WRITTEN EXERCISE
Copy every line of the following data that includes the string "córnea".

DATA FOR THIS TASK
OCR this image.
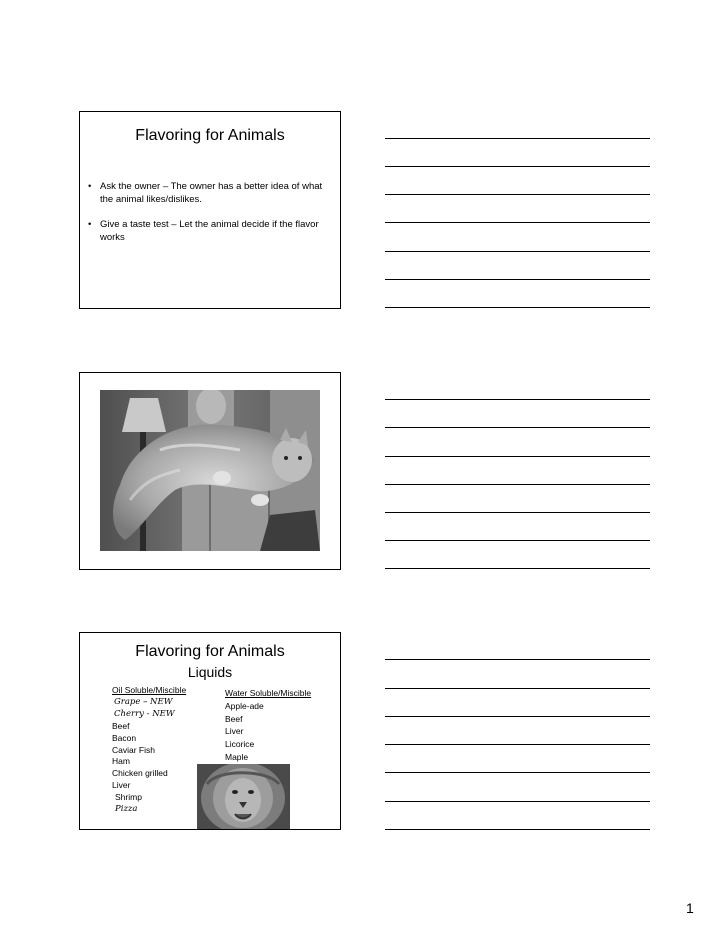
Flavoring for Animals
• Ask the owner – The owner has a better idea of what the animal likes/dislikes.
• Give a taste test – Let the animal decide if the flavor works
Flavoring for Animals
Liquids
Oil Soluble/Miscible
Grape – NEW
Cherry - NEW
Beef
Bacon
Caviar Fish
Ham
Chicken grilled
Liver
Shrimp
Pizza
Water Soluble/Miscible
Apple-ade
Beef
Liver
Licorice
Maple
1
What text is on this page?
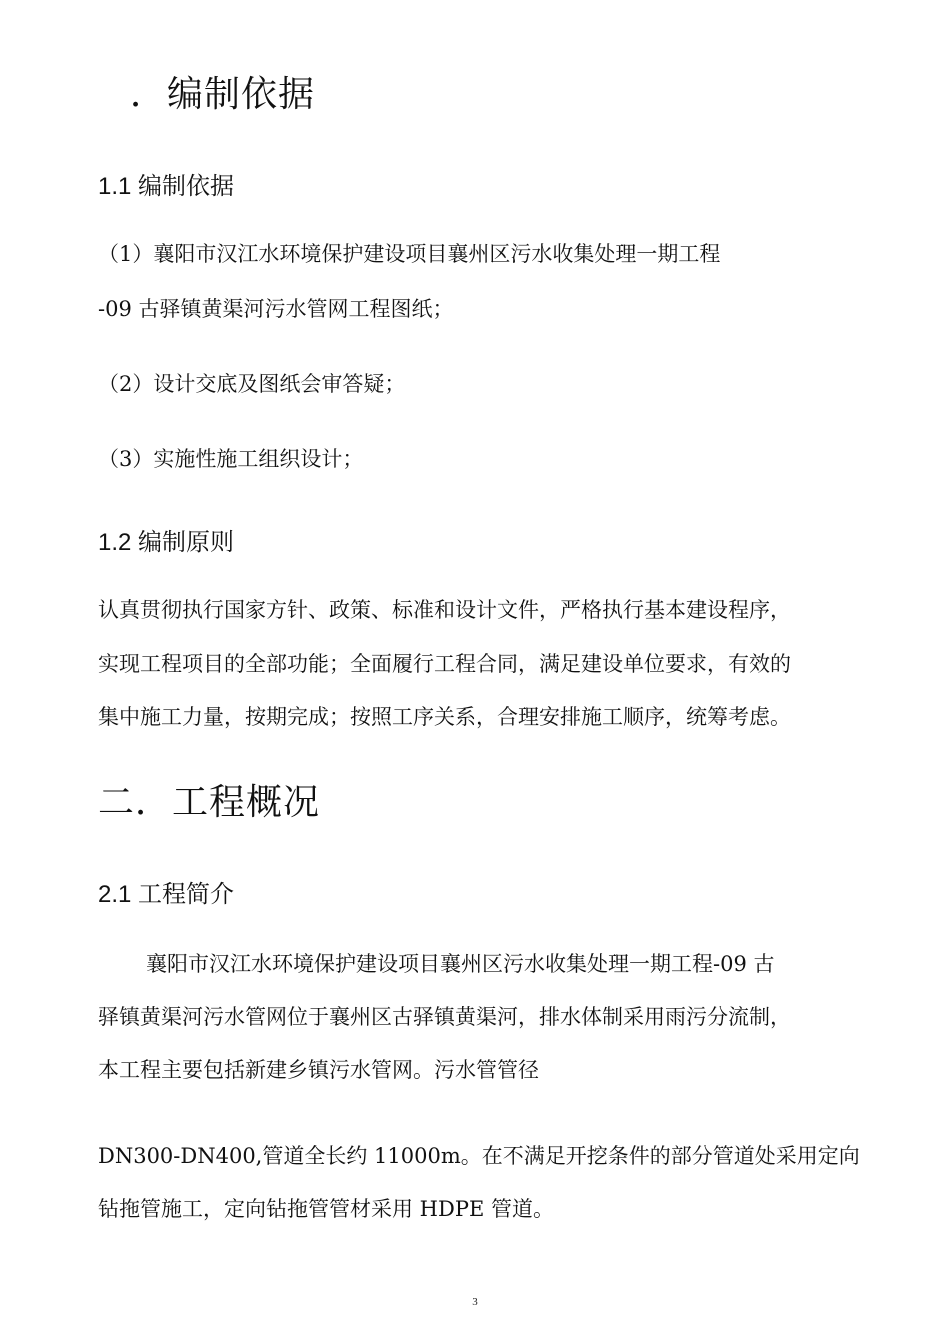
．编制依据
1.1 编制依据
（1）襄阳市汉江水环境保护建设项目襄州区污水收集处理一期工程
-09 古驿镇黄渠河污水管网工程图纸；
（2）设计交底及图纸会审答疑；
（3）实施性施工组织设计；
1.2 编制原则
认真贯彻执行国家方针、政策、标准和设计文件，严格执行基本建设程序，
实现工程项目的全部功能；全面履行工程合同，满足建设单位要求，有效的
集中施工力量，按期完成；按照工序关系，合理安排施工顺序，统筹考虑。
二．工程概况
2.1 工程简介
襄阳市汉江水环境保护建设项目襄州区污水收集处理一期工程-09 古
驿镇黄渠河污水管网位于襄州区古驿镇黄渠河，排水体制采用雨污分流制，
本工程主要包括新建乡镇污水管网。污水管管径
DN300-DN400,管道全长约 11000m。在不满足开挖条件的部分管道处采用定向
钻拖管施工，定向钻拖管管材采用 HDPE 管道。
3
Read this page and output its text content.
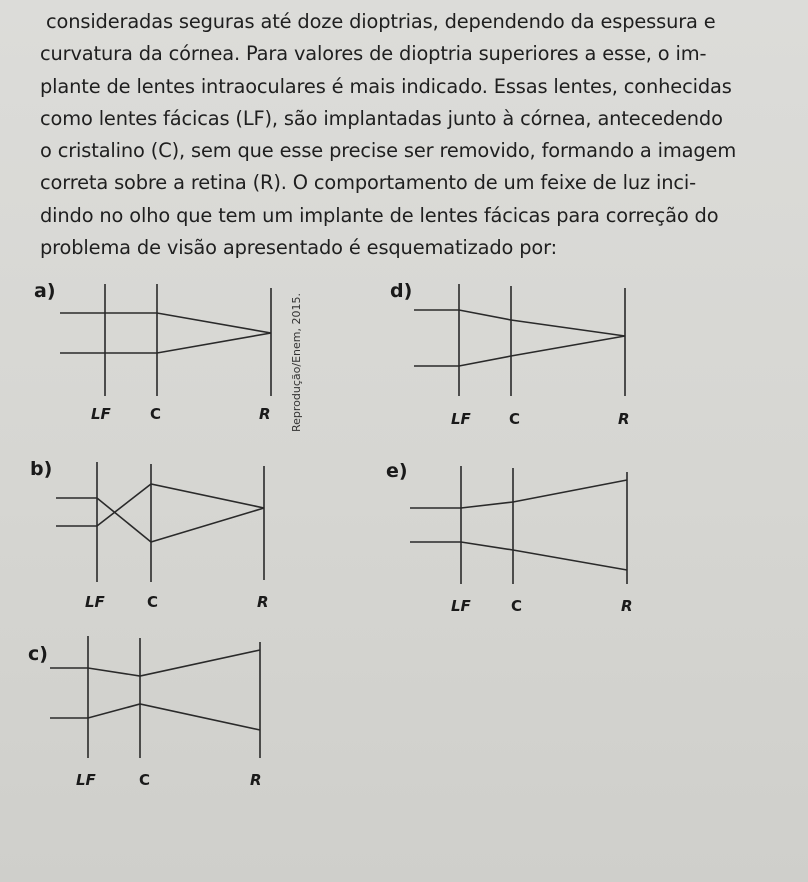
consideradas seguras até doze dioptrias, dependendo da espessura e
curvatura da córnea. Para valores de dioptria superiores a esse, o im-
plante de lentes intraoculares é mais indicado. Essas lentes, conhecidas
como lentes fácicas (LF), são implantadas junto à córnea, antecedendo
o cristalino (C), sem que esse precise ser removido, formando a imagem
correta sobre a retina (R). O comportamento de um feixe de luz inci-
dindo no olho que tem um implante de lentes fácicas para correção do
problema de visão apresentado é esquematizado por:
Reprodução/Enem, 2015.
a)
LF	C	R
b)
LF	C	R
c)
LF	C	R
d)
LF	C	R
e)
LF	C	R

SOLUTION TO THIS TASK
curvatura da córnea. Para valores de dioptria superiores a esse, o im-
como lentes fácicas (LF), são implantadas junto à córnea, antecedendo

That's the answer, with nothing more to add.